Work instructions: Without the pictures, return each record as it appears.
◇ ◇ ◇ ◇
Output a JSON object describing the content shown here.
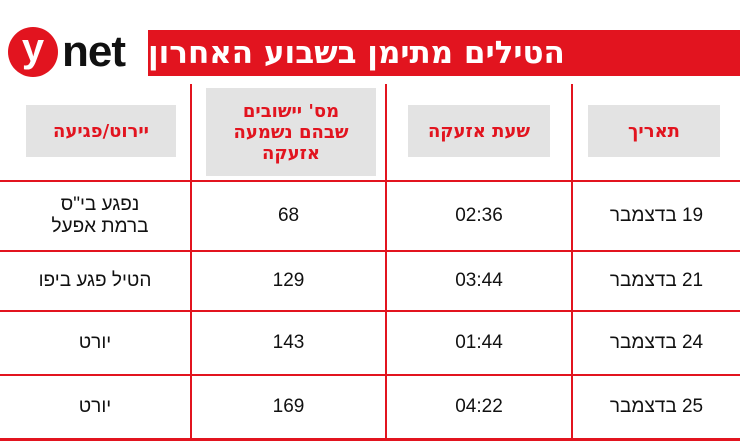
{
  "brand": {
    "logo_y": "y",
    "logo_text": "net"
  },
  "title": "הטילים מתימן בשבוע האחרון",
  "table": {
    "headers": [
      "תאריך",
      "שעת אזעקה",
      "מס' יישובים שבהם נשמעה אזעקה",
      "יירוט/פגיעה"
    ],
    "rows": [
      [
        "19 בדצמבר",
        "02:36",
        "68",
        "נפגע בי\"ס ברמת אפעל"
      ],
      [
        "21 בדצמבר",
        "03:44",
        "129",
        "הטיל פגע ביפו"
      ],
      [
        "24 בדצמבר",
        "01:44",
        "143",
        "יורט"
      ],
      [
        "25 בדצמבר",
        "04:22",
        "169",
        "יורט"
      ]
    ]
  },
  "colors": {
    "accent": "#e2141f",
    "header_chip_bg": "#e3e3e3"
  }
}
◇ ◇ ◇ ◇
Answer below:
Output a JSON object describing the content shown here.
{
  "brand": {
    "logo_y": "y",
    "logo_text": "net"
  },
  "title": "הטילים מתימן בשבוע האחרון",
  "table": {
    "headers": [
      "תאריך",
      "שעת אזעקה",
      "מס' יישובים שבהם נשמעה אזעקה",
      "יירוט/פגיעה"
    ],
    "rows": [
      [
        "19 בדצמבר",
        "02:36",
        "68",
        "נפגע בי\"ס ברמת אפעל"
      ],
      [
        "21 בדצמבר",
        "03:44",
        "129",
        "הטיל פגע ביפו"
      ],
      [
        "24 בדצמבר",
        "01:44",
        "143",
        "יורט"
      ],
      [
        "25 בדצמבר",
        "04:22",
        "169",
        "יורט"
      ]
    ]
  },
  "colors": {
    "accent": "#e2141f",
    "header_chip_bg": "#e3e3e3"
  }
}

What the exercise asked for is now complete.